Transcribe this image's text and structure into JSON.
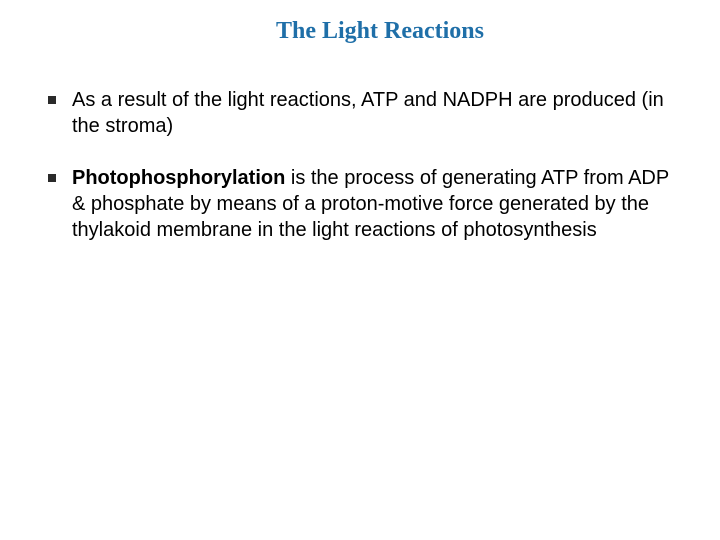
{
  "slide": {
    "title": "The Light Reactions",
    "title_color": "#1f6fa8",
    "title_fontsize": 24,
    "title_font": "Georgia",
    "background_color": "#ffffff",
    "body_font": "Verdana",
    "body_fontsize": 20,
    "body_color": "#000000",
    "bullet_marker_color": "#2a2a2a",
    "bullets": [
      {
        "parts": [
          {
            "text": "As a result of the light reactions, ATP and NADPH are produced (in the stroma)",
            "bold": false
          }
        ]
      },
      {
        "parts": [
          {
            "text": "Photophosphorylation",
            "bold": true
          },
          {
            "text": " is the process of generating ATP from ADP & phosphate by means of a proton-motive force generated by the thylakoid membrane in the light reactions of photosynthesis",
            "bold": false
          }
        ]
      }
    ]
  }
}
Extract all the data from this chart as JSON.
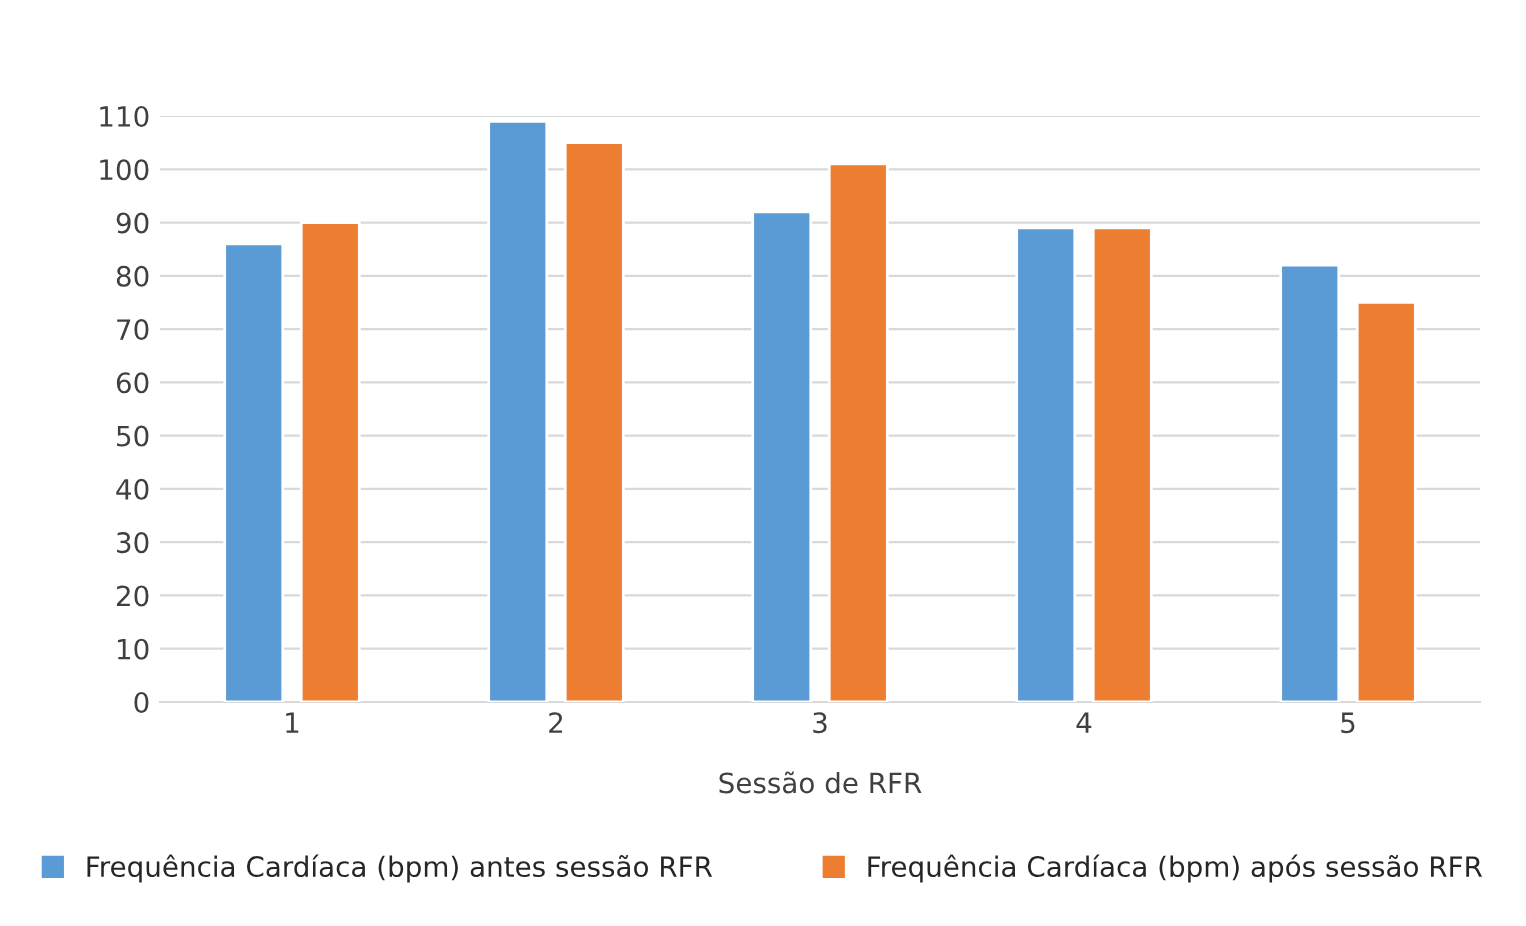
{
  "chart_data": {
    "type": "bar",
    "xlabel": "Sessão de RFR",
    "categories": [
      "1",
      "2",
      "3",
      "4",
      "5"
    ],
    "series": [
      {
        "name": "Frequência Cardíaca (bpm) antes sessão RFR",
        "color": "#5b9bd5",
        "values": [
          86,
          109,
          92,
          89,
          82
        ]
      },
      {
        "name": "Frequência Cardíaca (bpm) após sessão RFR",
        "color": "#ed7d31",
        "values": [
          90,
          105,
          101,
          89,
          75
        ]
      }
    ],
    "ylim": [
      0,
      110
    ],
    "yticks": [
      0,
      10,
      20,
      30,
      40,
      50,
      60,
      70,
      80,
      90,
      100,
      110
    ],
    "grid": "y",
    "legend": "bottom"
  }
}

# # # # # # #

Tell how many lines above contain the word "Cardíaca". Give the number alone.

§ **Solved problem**: 2